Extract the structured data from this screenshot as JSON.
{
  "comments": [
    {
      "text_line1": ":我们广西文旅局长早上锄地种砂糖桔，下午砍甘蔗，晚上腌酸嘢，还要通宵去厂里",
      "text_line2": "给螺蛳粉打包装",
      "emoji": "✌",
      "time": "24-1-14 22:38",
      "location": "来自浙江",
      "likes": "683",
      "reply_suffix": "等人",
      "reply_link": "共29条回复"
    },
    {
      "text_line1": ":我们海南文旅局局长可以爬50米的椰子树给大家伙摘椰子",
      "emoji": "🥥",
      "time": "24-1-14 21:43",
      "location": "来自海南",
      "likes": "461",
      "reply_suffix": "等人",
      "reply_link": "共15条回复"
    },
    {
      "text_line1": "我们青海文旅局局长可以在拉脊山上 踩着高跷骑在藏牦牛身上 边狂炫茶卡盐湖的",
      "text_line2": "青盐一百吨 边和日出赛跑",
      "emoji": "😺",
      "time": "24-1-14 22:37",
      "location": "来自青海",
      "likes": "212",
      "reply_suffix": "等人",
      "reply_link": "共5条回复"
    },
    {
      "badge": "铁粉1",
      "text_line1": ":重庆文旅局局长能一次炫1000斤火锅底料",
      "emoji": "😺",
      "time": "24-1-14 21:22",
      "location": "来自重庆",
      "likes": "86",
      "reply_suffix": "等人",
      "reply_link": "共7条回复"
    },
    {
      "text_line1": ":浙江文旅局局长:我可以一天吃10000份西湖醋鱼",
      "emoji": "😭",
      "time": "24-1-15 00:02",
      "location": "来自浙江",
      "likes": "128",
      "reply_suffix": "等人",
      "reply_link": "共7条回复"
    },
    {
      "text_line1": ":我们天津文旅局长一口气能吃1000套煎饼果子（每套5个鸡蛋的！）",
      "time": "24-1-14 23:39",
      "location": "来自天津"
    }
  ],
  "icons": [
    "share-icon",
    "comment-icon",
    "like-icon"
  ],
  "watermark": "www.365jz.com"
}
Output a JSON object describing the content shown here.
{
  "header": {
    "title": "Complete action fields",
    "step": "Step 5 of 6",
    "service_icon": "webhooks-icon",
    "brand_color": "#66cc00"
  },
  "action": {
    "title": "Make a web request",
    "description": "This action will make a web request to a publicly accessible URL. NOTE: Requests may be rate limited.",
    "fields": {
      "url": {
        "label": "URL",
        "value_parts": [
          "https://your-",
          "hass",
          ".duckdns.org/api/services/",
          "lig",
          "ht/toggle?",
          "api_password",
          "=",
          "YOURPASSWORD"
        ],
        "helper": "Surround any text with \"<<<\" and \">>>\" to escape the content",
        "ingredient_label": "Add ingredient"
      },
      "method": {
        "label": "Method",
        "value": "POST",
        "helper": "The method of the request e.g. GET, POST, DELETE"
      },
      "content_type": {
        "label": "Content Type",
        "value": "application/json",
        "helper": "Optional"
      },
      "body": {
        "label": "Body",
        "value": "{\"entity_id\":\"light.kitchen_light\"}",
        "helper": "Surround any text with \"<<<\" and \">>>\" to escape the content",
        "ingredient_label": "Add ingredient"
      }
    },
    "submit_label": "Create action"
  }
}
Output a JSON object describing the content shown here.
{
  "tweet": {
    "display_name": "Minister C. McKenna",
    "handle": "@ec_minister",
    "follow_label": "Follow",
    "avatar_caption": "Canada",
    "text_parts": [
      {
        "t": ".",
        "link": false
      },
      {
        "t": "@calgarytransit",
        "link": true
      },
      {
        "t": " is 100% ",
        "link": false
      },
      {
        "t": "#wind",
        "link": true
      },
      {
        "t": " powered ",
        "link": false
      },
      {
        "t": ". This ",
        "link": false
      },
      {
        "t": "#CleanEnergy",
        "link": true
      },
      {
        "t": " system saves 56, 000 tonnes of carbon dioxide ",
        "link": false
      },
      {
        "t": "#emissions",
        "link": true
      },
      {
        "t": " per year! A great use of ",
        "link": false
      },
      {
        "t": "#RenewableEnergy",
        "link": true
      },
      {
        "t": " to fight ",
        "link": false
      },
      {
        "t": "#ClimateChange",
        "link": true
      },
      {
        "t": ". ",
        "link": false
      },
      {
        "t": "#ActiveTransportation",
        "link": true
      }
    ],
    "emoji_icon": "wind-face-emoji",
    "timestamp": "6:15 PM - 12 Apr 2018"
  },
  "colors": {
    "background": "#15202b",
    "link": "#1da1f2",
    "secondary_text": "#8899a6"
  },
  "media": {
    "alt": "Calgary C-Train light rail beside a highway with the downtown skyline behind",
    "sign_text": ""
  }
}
- - -
Copy every record above exactly as it appears.

## RESPONSE TO THIS EXERCISE
Extract the structured data from this screenshot as JSON.
{
  "comments": [
    {
      "text_line1": ":我们广西文旅局长早上锄地种砂糖桔，下午砍甘蔗，晚上腌酸嘢，还要通宵去厂里",
      "text_line2": "给螺蛳粉打包装",
      "emoji": "✌",
      "time": "24-1-14 22:38",
      "location": "来自浙江",
      "likes": "683",
      "reply_suffix": "等人",
      "reply_link": "共29条回复"
    },
    {
      "text_line1": ":我们海南文旅局局长可以爬50米的椰子树给大家伙摘椰子",
      "emoji": "🥥",
      "time": "24-1-14 21:43",
      "location": "来自海南",
      "likes": "461",
      "reply_suffix": "等人",
      "reply_link": "共15条回复"
    },
    {
      "text_line1": "我们青海文旅局局长可以在拉脊山上 踩着高跷骑在藏牦牛身上 边狂炫茶卡盐湖的",
      "text_line2": "青盐一百吨 边和日出赛跑",
      "emoji": "😺",
      "time": "24-1-14 22:37",
      "location": "来自青海",
      "likes": "212",
      "reply_suffix": "等人",
      "reply_link": "共5条回复"
    },
    {
      "badge": "铁粉1",
      "text_line1": ":重庆文旅局局长能一次炫1000斤火锅底料",
      "emoji": "😺",
      "time": "24-1-14 21:22",
      "location": "来自重庆",
      "likes": "86",
      "reply_suffix": "等人",
      "reply_link": "共7条回复"
    },
    {
      "text_line1": ":浙江文旅局局长:我可以一天吃10000份西湖醋鱼",
      "emoji": "😭",
      "time": "24-1-15 00:02",
      "location": "来自浙江",
      "likes": "128",
      "reply_suffix": "等人",
      "reply_link": "共7条回复"
    },
    {
      "text_line1": ":我们天津文旅局长一口气能吃1000套煎饼果子（每套5个鸡蛋的！）",
      "time": "24-1-14 23:39",
      "location": "来自天津"
    }
  ],
  "icons": [
    "share-icon",
    "comment-icon",
    "like-icon"
  ],
  "watermark": "www.365jz.com"
}
Output a JSON object describing the content shown here.
{
  "header": {
    "title": "Complete action fields",
    "step": "Step 5 of 6",
    "service_icon": "webhooks-icon",
    "brand_color": "#66cc00"
  },
  "action": {
    "title": "Make a web request",
    "description": "This action will make a web request to a publicly accessible URL. NOTE: Requests may be rate limited.",
    "fields": {
      "url": {
        "label": "URL",
        "value_parts": [
          "https://your-",
          "hass",
          ".duckdns.org/api/services/",
          "lig",
          "ht/toggle?",
          "api_password",
          "=",
          "YOURPASSWORD"
        ],
        "helper": "Surround any text with \"<<<\" and \">>>\" to escape the content",
        "ingredient_label": "Add ingredient"
      },
      "method": {
        "label": "Method",
        "value": "POST",
        "helper": "The method of the request e.g. GET, POST, DELETE"
      },
      "content_type": {
        "label": "Content Type",
        "value": "application/json",
        "helper": "Optional"
      },
      "body": {
        "label": "Body",
        "value": "{\"entity_id\":\"light.kitchen_light\"}",
        "helper": "Surround any text with \"<<<\" and \">>>\" to escape the content",
        "ingredient_label": "Add ingredient"
      }
    },
    "submit_label": "Create action"
  }
}
Output a JSON object describing the content shown here.
{
  "tweet": {
    "display_name": "Minister C. McKenna",
    "handle": "@ec_minister",
    "follow_label": "Follow",
    "avatar_caption": "Canada",
    "text_parts": [
      {
        "t": ".",
        "link": false
      },
      {
        "t": "@calgarytransit",
        "link": true
      },
      {
        "t": " is 100% ",
        "link": false
      },
      {
        "t": "#wind",
        "link": true
      },
      {
        "t": " powered ",
        "link": false
      },
      {
        "t": ". This ",
        "link": false
      },
      {
        "t": "#CleanEnergy",
        "link": true
      },
      {
        "t": " system saves 56, 000 tonnes of carbon dioxide ",
        "link": false
      },
      {
        "t": "#emissions",
        "link": true
      },
      {
        "t": " per year! A great use of ",
        "link": false
      },
      {
        "t": "#RenewableEnergy",
        "link": true
      },
      {
        "t": " to fight ",
        "link": false
      },
      {
        "t": "#ClimateChange",
        "link": true
      },
      {
        "t": ". ",
        "link": false
      },
      {
        "t": "#ActiveTransportation",
        "link": true
      }
    ],
    "emoji_icon": "wind-face-emoji",
    "timestamp": "6:15 PM - 12 Apr 2018"
  },
  "colors": {
    "background": "#15202b",
    "link": "#1da1f2",
    "secondary_text": "#8899a6"
  },
  "media": {
    "alt": "Calgary C-Train light rail beside a highway with the downtown skyline behind",
    "sign_text": ""
  }
}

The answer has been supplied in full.